#### Material for this exercise
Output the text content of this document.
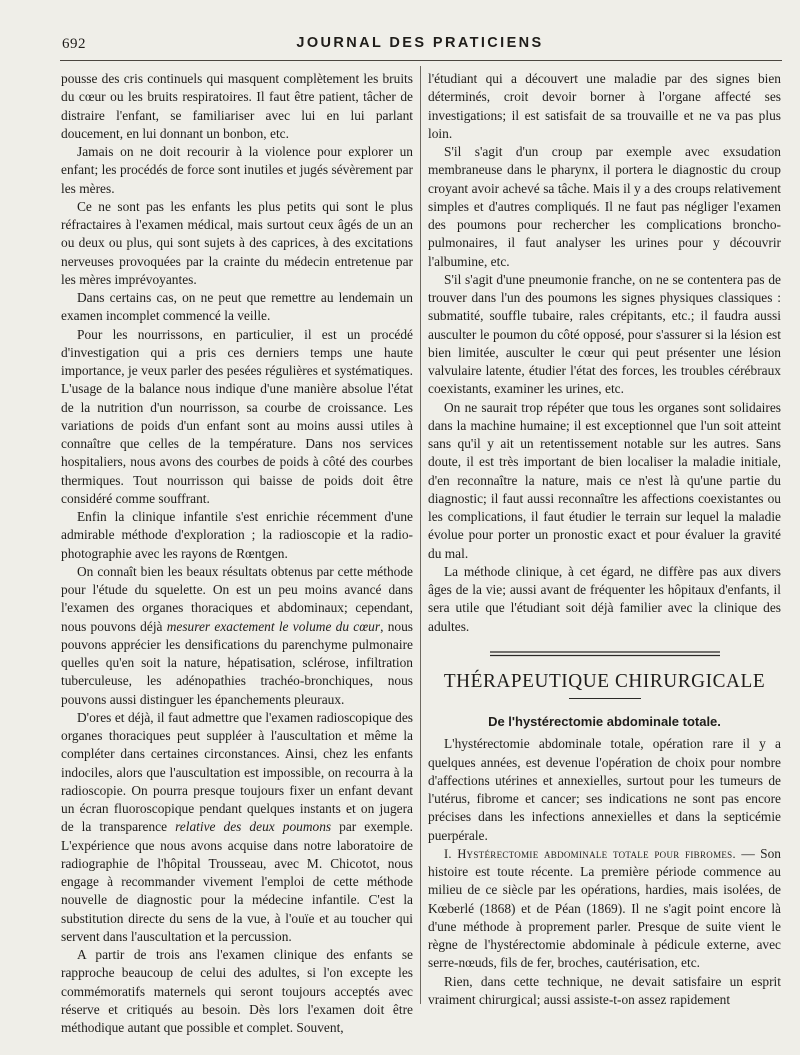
692	JOURNAL DES PRATICIENS

pousse des cris continuels qui masquent complètement les bruits du cœur ou les bruits respiratoires. Il faut être patient, tâcher de distraire l'enfant, se familiariser avec lui en lui parlant doucement, en lui donnant un bonbon, etc.

Jamais on ne doit recourir à la violence pour explorer un enfant; les procédés de force sont inutiles et jugés sévèrement par les mères.

Ce ne sont pas les enfants les plus petits qui sont le plus réfractaires à l'examen médical, mais surtout ceux âgés de un an ou deux ou plus, qui sont sujets à des caprices, à des excitations nerveuses provoquées par la crainte du médecin entretenue par les mères imprévoyantes.

Dans certains cas, on ne peut que remettre au lendemain un examen incomplet commencé la veille.

Pour les nourrissons, en particulier, il est un procédé d'investigation qui a pris ces derniers temps une haute importance, je veux parler des pesées régulières et systématiques. L'usage de la balance nous indique d'une manière absolue l'état de la nutrition d'un nourrisson, sa courbe de croissance. Les variations de poids d'un enfant sont au moins aussi utiles à connaître que celles de la température. Dans nos services hospitaliers, nous avons des courbes de poids à côté des courbes thermiques. Tout nourrisson qui baisse de poids doit être considéré comme souffrant.

Enfin la clinique infantile s'est enrichie récemment d'une admirable méthode d'exploration ; la radioscopie et la radio-photographie avec les rayons de Rœntgen.

On connaît bien les beaux résultats obtenus par cette méthode pour l'étude du squelette. On est un peu moins avancé dans l'examen des organes thoraciques et abdominaux; cependant, nous pouvons déjà mesurer exactement le volume du cœur, nous pouvons apprécier les densifications du parenchyme pulmonaire quelles qu'en soit la nature, hépatisation, sclérose, infiltration tuberculeuse, les adénopathies trachéo-bronchiques, nous pouvons aussi distinguer les épanchements pleuraux.

D'ores et déjà, il faut admettre que l'examen radioscopique des organes thoraciques peut suppléer à l'auscultation et même la compléter dans certaines circonstances. Ainsi, chez les enfants indociles, alors que l'auscultation est impossible, on recourra à la radioscopie. On pourra presque toujours fixer un enfant devant un écran fluoroscopique pendant quelques instants et on jugera de la transparence relative des deux poumons par exemple. L'expérience que nous avons acquise dans notre laboratoire de radiographie de l'hôpital Trousseau, avec M. Chicotot, nous engage à recommander vivement l'emploi de cette méthode nouvelle de diagnostic pour la médecine infantile. C'est la substitution directe du sens de la vue, à l'ouïe et au toucher qui servent dans l'auscultation et la percussion.

A partir de trois ans l'examen clinique des enfants se rapproche beaucoup de celui des adultes, si l'on excepte les commémoratifs maternels qui seront toujours acceptés avec réserve et critiqués au besoin. Dès lors l'examen doit être méthodique autant que possible et complet. Souvent,

l'étudiant qui a découvert une maladie par des signes bien déterminés, croit devoir borner à l'organe affecté ses investigations; il est satisfait de sa trouvaille et ne va pas plus loin.

S'il s'agit d'un croup par exemple avec exsudation membraneuse dans le pharynx, il portera le diagnostic du croup croyant avoir achevé sa tâche. Mais il y a des croups relativement simples et d'autres compliqués. Il ne faut pas négliger l'examen des poumons pour rechercher les complications broncho-pulmonaires, il faut analyser les urines pour y découvrir l'albumine, etc.

S'il s'agit d'une pneumonie franche, on ne se contentera pas de trouver dans l'un des poumons les signes physiques classiques : submatité, souffle tubaire, rales crépitants, etc.; il faudra aussi ausculter le poumon du côté opposé, pour s'assurer si la lésion est bien limitée, ausculter le cœur qui peut présenter une lésion valvulaire latente, étudier l'état des forces, les troubles cérébraux coexistants, examiner les urines, etc.

On ne saurait trop répéter que tous les organes sont solidaires dans la machine humaine; il est exceptionnel que l'un soit atteint sans qu'il y ait un retentissement notable sur les autres. Sans doute, il est très important de bien localiser la maladie initiale, d'en reconnaître la nature, mais ce n'est là qu'une partie du diagnostic; il faut aussi reconnaître les affections coexistantes ou les complications, il faut étudier le terrain sur lequel la maladie évolue pour porter un pronostic exact et pour évaluer la gravité du mal.

La méthode clinique, à cet égard, ne diffère pas aux divers âges de la vie; aussi avant de fréquenter les hôpitaux d'enfants, il sera utile que l'étudiant soit déjà familier avec la clinique des adultes.

THÉRAPEUTIQUE CHIRURGICALE
De l'hystérectomie abdominale totale.

L'hystérectomie abdominale totale, opération rare il y a quelques années, est devenue l'opération de choix pour nombre d'affections utérines et annexielles, surtout pour les tumeurs de l'utérus, fibrome et cancer; ses indications ne sont pas encore précises dans les infections annexielles et dans la septicémie puerpérale.

I. Hystérectomie abdominale totale pour fibromes. — Son histoire est toute récente. La première période commence au milieu de ce siècle par les opérations, hardies, mais isolées, de Kœberlé (1868) et de Péan (1869). Il ne s'agit point encore là d'une méthode à proprement parler. Presque de suite vient le règne de l'hystérectomie abdominale à pédicule externe, avec serre-nœuds, fils de fer, broches, cautérisation, etc.

Rien, dans cette technique, ne devait satisfaire un esprit vraiment chirurgical; aussi assiste-t-on assez rapidement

#### Do this
Omit pictures; set down the rest of the material word for word.

#### Exercise answer
Output the text content of this document.
692	JOURNAL DES PRATICIENS

pousse des cris continuels qui masquent complètement les bruits du cœur ou les bruits respiratoires. Il faut être patient, tâcher de distraire l'enfant, se familiariser avec lui en lui parlant doucement, en lui donnant un bonbon, etc.

Jamais on ne doit recourir à la violence pour explorer un enfant; les procédés de force sont inutiles et jugés sévèrement par les mères.

Ce ne sont pas les enfants les plus petits qui sont le plus réfractaires à l'examen médical, mais surtout ceux âgés de un an ou deux ou plus, qui sont sujets à des caprices, à des excitations nerveuses provoquées par la crainte du médecin entretenue par les mères imprévoyantes.

Dans certains cas, on ne peut que remettre au lendemain un examen incomplet commencé la veille.

Pour les nourrissons, en particulier, il est un procédé d'investigation qui a pris ces derniers temps une haute importance, je veux parler des pesées régulières et systématiques. L'usage de la balance nous indique d'une manière absolue l'état de la nutrition d'un nourrisson, sa courbe de croissance. Les variations de poids d'un enfant sont au moins aussi utiles à connaître que celles de la température. Dans nos services hospitaliers, nous avons des courbes de poids à côté des courbes thermiques. Tout nourrisson qui baisse de poids doit être considéré comme souffrant.

Enfin la clinique infantile s'est enrichie récemment d'une admirable méthode d'exploration ; la radioscopie et la radio-photographie avec les rayons de Rœntgen.

On connaît bien les beaux résultats obtenus par cette méthode pour l'étude du squelette. On est un peu moins avancé dans l'examen des organes thoraciques et abdominaux; cependant, nous pouvons déjà mesurer exactement le volume du cœur, nous pouvons apprécier les densifications du parenchyme pulmonaire quelles qu'en soit la nature, hépatisation, sclérose, infiltration tuberculeuse, les adénopathies trachéo-bronchiques, nous pouvons aussi distinguer les épanchements pleuraux.

D'ores et déjà, il faut admettre que l'examen radioscopique des organes thoraciques peut suppléer à l'auscultation et même la compléter dans certaines circonstances. Ainsi, chez les enfants indociles, alors que l'auscultation est impossible, on recourra à la radioscopie. On pourra presque toujours fixer un enfant devant un écran fluoroscopique pendant quelques instants et on jugera de la transparence relative des deux poumons par exemple. L'expérience que nous avons acquise dans notre laboratoire de radiographie de l'hôpital Trousseau, avec M. Chicotot, nous engage à recommander vivement l'emploi de cette méthode nouvelle de diagnostic pour la médecine infantile. C'est la substitution directe du sens de la vue, à l'ouïe et au toucher qui servent dans l'auscultation et la percussion.

A partir de trois ans l'examen clinique des enfants se rapproche beaucoup de celui des adultes, si l'on excepte les commémoratifs maternels qui seront toujours acceptés avec réserve et critiqués au besoin. Dès lors l'examen doit être méthodique autant que possible et complet. Souvent,

l'étudiant qui a découvert une maladie par des signes bien déterminés, croit devoir borner à l'organe affecté ses investigations; il est satisfait de sa trouvaille et ne va pas plus loin.

S'il s'agit d'un croup par exemple avec exsudation membraneuse dans le pharynx, il portera le diagnostic du croup croyant avoir achevé sa tâche. Mais il y a des croups relativement simples et d'autres compliqués. Il ne faut pas négliger l'examen des poumons pour rechercher les complications broncho-pulmonaires, il faut analyser les urines pour y découvrir l'albumine, etc.

S'il s'agit d'une pneumonie franche, on ne se contentera pas de trouver dans l'un des poumons les signes physiques classiques : submatité, souffle tubaire, rales crépitants, etc.; il faudra aussi ausculter le poumon du côté opposé, pour s'assurer si la lésion est bien limitée, ausculter le cœur qui peut présenter une lésion valvulaire latente, étudier l'état des forces, les troubles cérébraux coexistants, examiner les urines, etc.

On ne saurait trop répéter que tous les organes sont solidaires dans la machine humaine; il est exceptionnel que l'un soit atteint sans qu'il y ait un retentissement notable sur les autres. Sans doute, il est très important de bien localiser la maladie initiale, d'en reconnaître la nature, mais ce n'est là qu'une partie du diagnostic; il faut aussi reconnaître les affections coexistantes ou les complications, il faut étudier le terrain sur lequel la maladie évolue pour porter un pronostic exact et pour évaluer la gravité du mal.

La méthode clinique, à cet égard, ne diffère pas aux divers âges de la vie; aussi avant de fréquenter les hôpitaux d'enfants, il sera utile que l'étudiant soit déjà familier avec la clinique des adultes.

THÉRAPEUTIQUE CHIRURGICALE
De l'hystérectomie abdominale totale.

L'hystérectomie abdominale totale, opération rare il y a quelques années, est devenue l'opération de choix pour nombre d'affections utérines et annexielles, surtout pour les tumeurs de l'utérus, fibrome et cancer; ses indications ne sont pas encore précises dans les infections annexielles et dans la septicémie puerpérale.

I. Hystérectomie abdominale totale pour fibromes. — Son histoire est toute récente. La première période commence au milieu de ce siècle par les opérations, hardies, mais isolées, de Kœberlé (1868) et de Péan (1869). Il ne s'agit point encore là d'une méthode à proprement parler. Presque de suite vient le règne de l'hystérectomie abdominale à pédicule externe, avec serre-nœuds, fils de fer, broches, cautérisation, etc.

Rien, dans cette technique, ne devait satisfaire un esprit vraiment chirurgical; aussi assiste-t-on assez rapidement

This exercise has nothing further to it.